§ THE EXERCISE:
Please render the material below as a Markdown table with columns Row and Line, covering only the lines between the one holding "bar-calls[interactable]: [1220, 315, 1230, 626]" and the one holding "bar-calls[interactable]: [1341, 576, 1351, 626]", inclusive. Leave out blank lines.
____
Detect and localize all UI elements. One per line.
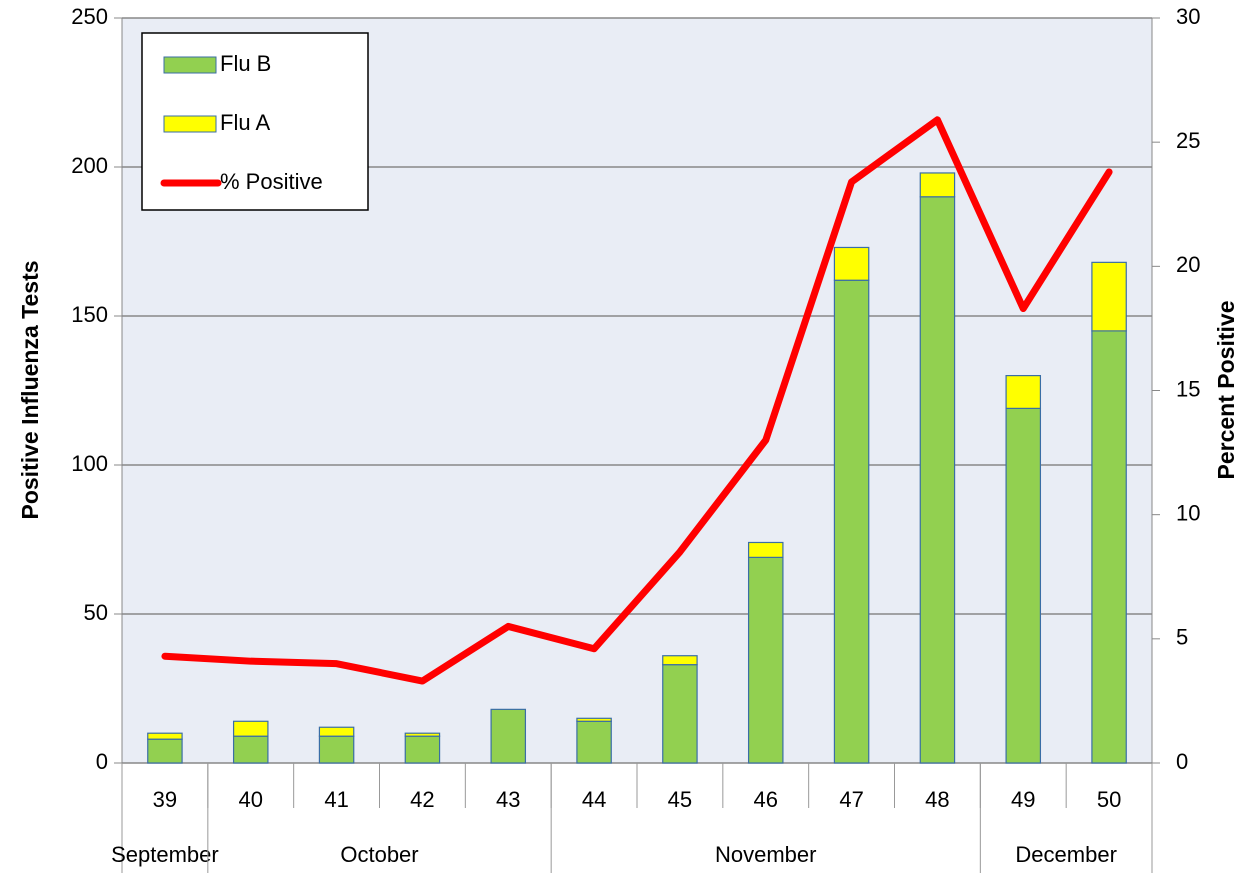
bar	[318, 735, 355, 764]
x-group-label: November	[715, 842, 816, 867]
x-tick-label: 49	[1011, 787, 1035, 812]
y2-tick-label: 25	[1176, 128, 1200, 153]
legend-label: Flu A	[220, 110, 270, 135]
x-group-label: September	[111, 842, 219, 867]
bar	[147, 732, 183, 740]
bar	[833, 279, 870, 764]
bar	[833, 246, 870, 281]
x-tick-label: 48	[925, 787, 949, 812]
bar	[490, 708, 527, 764]
bar	[576, 720, 612, 764]
bar	[232, 735, 269, 764]
bar	[576, 717, 612, 722]
y-tick-label: 150	[71, 302, 108, 327]
bar	[747, 541, 784, 558]
x-tick-label: 39	[153, 787, 177, 812]
y-tick-label: 250	[71, 4, 108, 29]
x-group-label: October	[340, 842, 418, 867]
y2-tick-label: 10	[1176, 500, 1200, 525]
x-tick-label: 46	[754, 787, 778, 812]
y2-tick-label: 0	[1176, 749, 1188, 774]
bar	[1005, 407, 1042, 764]
legend-label: % Positive	[220, 169, 323, 194]
legend-swatch	[163, 115, 217, 133]
bar	[1091, 261, 1127, 332]
x-tick-label: 41	[324, 787, 348, 812]
bar	[147, 738, 183, 764]
bar	[662, 655, 698, 666]
bar	[404, 732, 441, 737]
legend-label: Flu B	[220, 51, 271, 76]
x-group-label: December	[1015, 842, 1116, 867]
bar	[919, 196, 956, 764]
y-tick-label: 100	[71, 451, 108, 476]
bar	[662, 664, 698, 764]
y2-tick-label: 30	[1176, 4, 1200, 29]
x-tick-label: 44	[582, 787, 606, 812]
x-tick-label: 42	[410, 787, 434, 812]
y-tick-label: 200	[71, 153, 108, 178]
y-tick-label: 50	[84, 600, 108, 625]
x-tick-label: 40	[239, 787, 263, 812]
y2-axis-title: Percent Positive	[1213, 301, 1239, 480]
bar	[318, 726, 355, 737]
line	[161, 116, 1113, 685]
bar	[404, 735, 441, 764]
bar	[1005, 375, 1042, 409]
y2-tick-label: 15	[1176, 376, 1200, 401]
y2-tick-label: 5	[1176, 625, 1188, 650]
bar	[232, 720, 269, 737]
x-tick-label: 45	[668, 787, 692, 812]
x-tick-label: 43	[496, 787, 520, 812]
x-tick-label: 50	[1097, 787, 1121, 812]
bar	[1091, 330, 1127, 764]
y2-tick-label: 20	[1176, 252, 1200, 277]
y-tick-label: 0	[96, 749, 108, 774]
bar	[747, 556, 784, 764]
x-tick-label: 47	[839, 787, 863, 812]
y-axis-title: Positive Influenza Tests	[17, 260, 43, 519]
bar	[919, 172, 956, 198]
legend-swatch	[163, 56, 217, 74]
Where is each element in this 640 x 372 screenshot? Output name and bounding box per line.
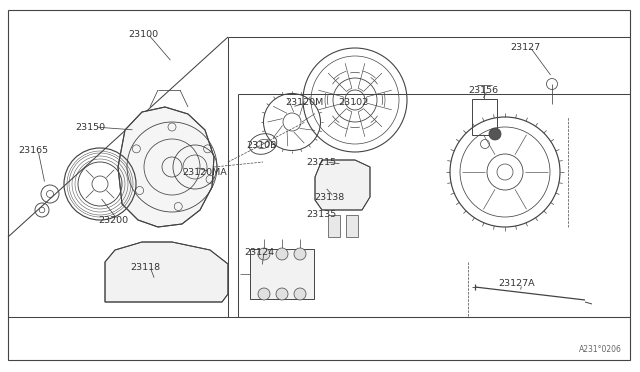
Polygon shape xyxy=(105,242,228,302)
Text: 23120MA: 23120MA xyxy=(182,167,227,176)
Text: 23127: 23127 xyxy=(510,42,540,51)
Polygon shape xyxy=(118,107,214,227)
Circle shape xyxy=(294,248,306,260)
Text: 23100: 23100 xyxy=(128,29,158,38)
Text: 23150: 23150 xyxy=(75,122,105,131)
Text: 23135: 23135 xyxy=(306,209,336,218)
Bar xyxy=(346,215,358,237)
Text: 23165: 23165 xyxy=(18,145,48,154)
Circle shape xyxy=(489,128,501,140)
Text: 23200: 23200 xyxy=(98,215,128,224)
Text: 23102: 23102 xyxy=(338,97,368,106)
Text: 2310B: 2310B xyxy=(246,141,276,150)
Circle shape xyxy=(276,288,288,300)
Text: 23120M: 23120M xyxy=(285,97,323,106)
Circle shape xyxy=(258,248,270,260)
Text: 23138: 23138 xyxy=(314,192,344,202)
Text: A231°0206: A231°0206 xyxy=(579,345,622,354)
Text: 23124: 23124 xyxy=(244,247,274,257)
Bar xyxy=(250,249,314,299)
Circle shape xyxy=(294,288,306,300)
Text: 23118: 23118 xyxy=(130,263,160,272)
Circle shape xyxy=(276,248,288,260)
Circle shape xyxy=(258,288,270,300)
Bar xyxy=(328,215,340,237)
Text: 23127A: 23127A xyxy=(498,279,534,289)
Text: 23215: 23215 xyxy=(306,157,336,167)
Bar xyxy=(472,99,497,135)
Text: 23156: 23156 xyxy=(468,86,498,94)
Polygon shape xyxy=(315,160,370,210)
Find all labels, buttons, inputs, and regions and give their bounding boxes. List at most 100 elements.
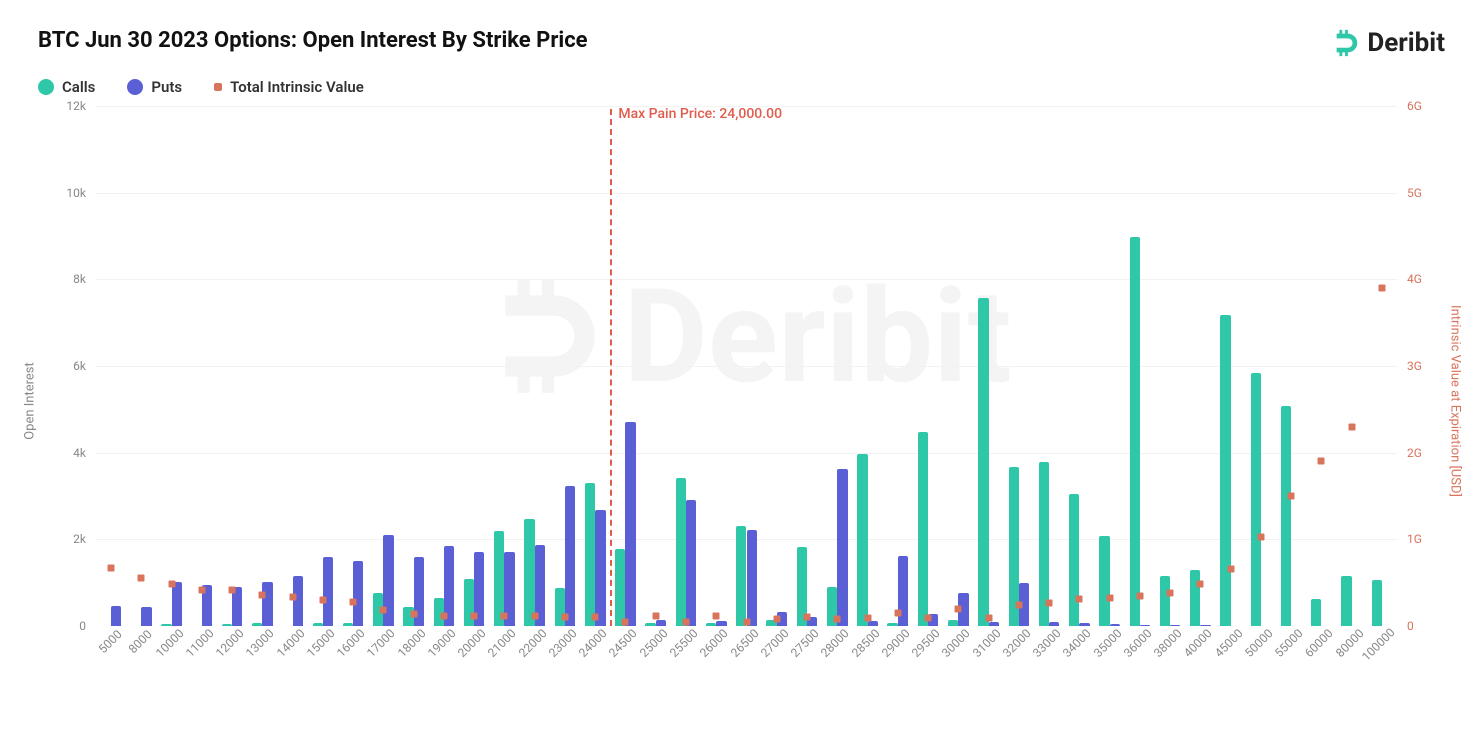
bar-calls[interactable]: [1220, 315, 1230, 626]
intrinsic-point[interactable]: [1257, 533, 1264, 540]
bar-puts[interactable]: [141, 607, 151, 626]
intrinsic-point[interactable]: [864, 615, 871, 622]
intrinsic-point[interactable]: [985, 615, 992, 622]
max-pain-label: Max Pain Price: 24,000.00: [618, 106, 782, 122]
bar-calls[interactable]: [736, 526, 746, 626]
bar-calls[interactable]: [252, 623, 262, 626]
intrinsic-point[interactable]: [773, 616, 780, 623]
intrinsic-point[interactable]: [108, 564, 115, 571]
bar-calls[interactable]: [1251, 373, 1261, 626]
x-tick-label: 60000: [1302, 626, 1336, 660]
bar-puts[interactable]: [747, 530, 757, 626]
bar-puts[interactable]: [1079, 623, 1089, 626]
x-tick-label: 36000: [1121, 626, 1155, 660]
bar-calls[interactable]: [978, 298, 988, 626]
bar-puts[interactable]: [262, 582, 272, 626]
plot-region[interactable]: Deribit 02k4k6k8k10k12k01G2G3G4G5G6G5000…: [96, 106, 1397, 626]
bar-calls[interactable]: [585, 483, 595, 626]
bar-calls[interactable]: [1341, 576, 1351, 626]
intrinsic-point[interactable]: [1378, 285, 1385, 292]
intrinsic-point[interactable]: [440, 612, 447, 619]
bar-puts[interactable]: [595, 510, 605, 626]
bar-calls[interactable]: [676, 478, 686, 626]
bar-calls[interactable]: [161, 624, 171, 626]
max-pain-line: [610, 109, 612, 626]
bar-calls[interactable]: [857, 454, 867, 626]
bar-calls[interactable]: [1130, 237, 1140, 626]
bar-calls[interactable]: [918, 432, 928, 626]
intrinsic-point[interactable]: [743, 618, 750, 625]
intrinsic-point[interactable]: [138, 575, 145, 582]
intrinsic-point[interactable]: [350, 598, 357, 605]
intrinsic-point[interactable]: [1318, 458, 1325, 465]
bar-puts[interactable]: [716, 621, 726, 626]
bar-calls[interactable]: [1281, 406, 1291, 626]
intrinsic-point[interactable]: [1106, 595, 1113, 602]
bar-puts[interactable]: [837, 469, 847, 626]
intrinsic-point[interactable]: [652, 612, 659, 619]
intrinsic-point[interactable]: [198, 586, 205, 593]
bar-calls[interactable]: [1160, 576, 1170, 626]
intrinsic-point[interactable]: [410, 610, 417, 617]
bar-puts[interactable]: [686, 500, 696, 626]
intrinsic-point[interactable]: [531, 613, 538, 620]
bar-calls[interactable]: [1190, 570, 1200, 626]
bar-calls[interactable]: [222, 624, 232, 626]
bar-calls[interactable]: [1372, 580, 1382, 626]
intrinsic-point[interactable]: [1136, 592, 1143, 599]
intrinsic-point[interactable]: [229, 586, 236, 593]
x-tick-label: 17000: [364, 626, 398, 660]
bar-calls[interactable]: [1311, 599, 1321, 626]
intrinsic-point[interactable]: [1348, 423, 1355, 430]
bar-calls[interactable]: [887, 623, 897, 626]
intrinsic-point[interactable]: [289, 593, 296, 600]
intrinsic-point[interactable]: [1288, 493, 1295, 500]
legend-item-calls[interactable]: Calls: [38, 78, 95, 96]
bar-puts[interactable]: [172, 582, 182, 626]
bar-puts[interactable]: [323, 557, 333, 626]
intrinsic-point[interactable]: [682, 618, 689, 625]
intrinsic-point[interactable]: [955, 605, 962, 612]
bar-calls[interactable]: [615, 549, 625, 626]
bar-calls[interactable]: [524, 519, 534, 626]
intrinsic-point[interactable]: [622, 618, 629, 625]
y-left-tick: 4k: [73, 446, 86, 460]
bar-calls[interactable]: [313, 623, 323, 626]
intrinsic-point[interactable]: [380, 607, 387, 614]
intrinsic-point[interactable]: [925, 615, 932, 622]
bar-puts[interactable]: [111, 606, 121, 626]
intrinsic-point[interactable]: [168, 581, 175, 588]
intrinsic-point[interactable]: [259, 591, 266, 598]
intrinsic-point[interactable]: [592, 614, 599, 621]
bar-puts[interactable]: [293, 576, 303, 626]
bar-calls[interactable]: [706, 623, 716, 626]
intrinsic-point[interactable]: [713, 613, 720, 620]
bar-calls[interactable]: [494, 531, 504, 626]
intrinsic-point[interactable]: [319, 597, 326, 604]
intrinsic-point[interactable]: [894, 610, 901, 617]
bar-calls[interactable]: [343, 623, 353, 626]
bar-calls[interactable]: [1069, 494, 1079, 626]
x-tick-label: 19000: [425, 626, 459, 660]
header: BTC Jun 30 2023 Options: Open Interest B…: [38, 28, 1445, 58]
bar-calls[interactable]: [1099, 536, 1109, 626]
y-right-tick: 2G: [1407, 446, 1422, 460]
intrinsic-point[interactable]: [1076, 596, 1083, 603]
intrinsic-point[interactable]: [1167, 590, 1174, 597]
intrinsic-point[interactable]: [834, 616, 841, 623]
intrinsic-point[interactable]: [1227, 565, 1234, 572]
bar-puts[interactable]: [353, 561, 363, 626]
legend-item-intrinsic[interactable]: Total Intrinsic Value: [214, 78, 364, 96]
intrinsic-point[interactable]: [1015, 602, 1022, 609]
bar-puts[interactable]: [565, 486, 575, 626]
bar-puts[interactable]: [625, 422, 635, 626]
legend-item-puts[interactable]: Puts: [127, 78, 182, 96]
intrinsic-point[interactable]: [804, 614, 811, 621]
intrinsic-point[interactable]: [561, 614, 568, 621]
intrinsic-point[interactable]: [501, 613, 508, 620]
bar-calls[interactable]: [645, 623, 655, 626]
intrinsic-point[interactable]: [1046, 600, 1053, 607]
intrinsic-point[interactable]: [471, 613, 478, 620]
intrinsic-point[interactable]: [1197, 580, 1204, 587]
bar-calls[interactable]: [948, 620, 958, 626]
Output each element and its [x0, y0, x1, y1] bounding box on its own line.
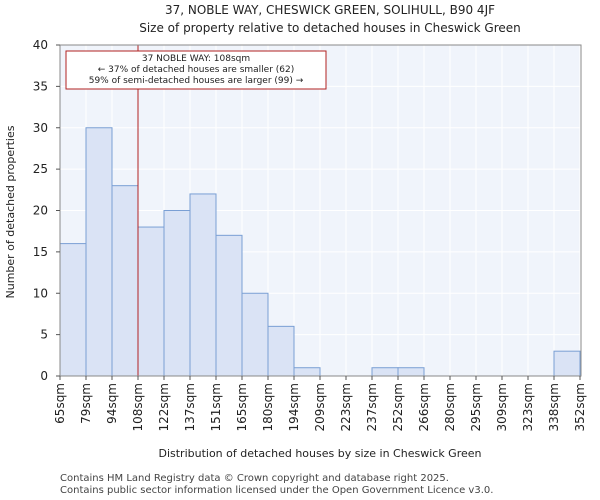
____
§ REPLY:
| Row | Line |
|---|---|
| 1 | bar-calls[interactable]: [1220, 315, 1230, 626] |
| 2 | intrinsic-point[interactable]: [1257, 533, 1264, 540] |
| 3 | bar-puts[interactable]: [141, 607, 151, 626] |
| 4 | intrinsic-point[interactable]: [864, 615, 871, 622] |
| 5 | intrinsic-point[interactable]: [985, 615, 992, 622] |
| 6 | max-pain-label: Max Pain Price: 24,000.00: [618, 106, 782, 122] |
| 7 | bar-calls[interactable]: [736, 526, 746, 626] |
| 8 | bar-calls[interactable]: [252, 623, 262, 626] |
| 9 | intrinsic-point[interactable]: [773, 616, 780, 623] |
| 10 | intrinsic-point[interactable]: [108, 564, 115, 571] |
| 11 | bar-calls[interactable]: [1251, 373, 1261, 626] |
| 12 | x-tick-label: 60000: [1302, 626, 1336, 660] |
| 13 | bar-puts[interactable]: [747, 530, 757, 626] |
| 14 | bar-puts[interactable]: [1079, 623, 1089, 626] |
| 15 | x-tick-label: 36000: [1121, 626, 1155, 660] |
| 16 | bar-calls[interactable]: [978, 298, 988, 626] |
| 17 | bar-puts[interactable]: [262, 582, 272, 626] |
| 18 | plot-region[interactable]: Deribit 02k4k6k8k10k12k01G2G3G4G5G6G5000…: [96, 106, 1397, 626] |
| 19 | bar-calls[interactable]: [585, 483, 595, 626] |
| 20 | bar-calls[interactable]: [1341, 576, 1351, 626] |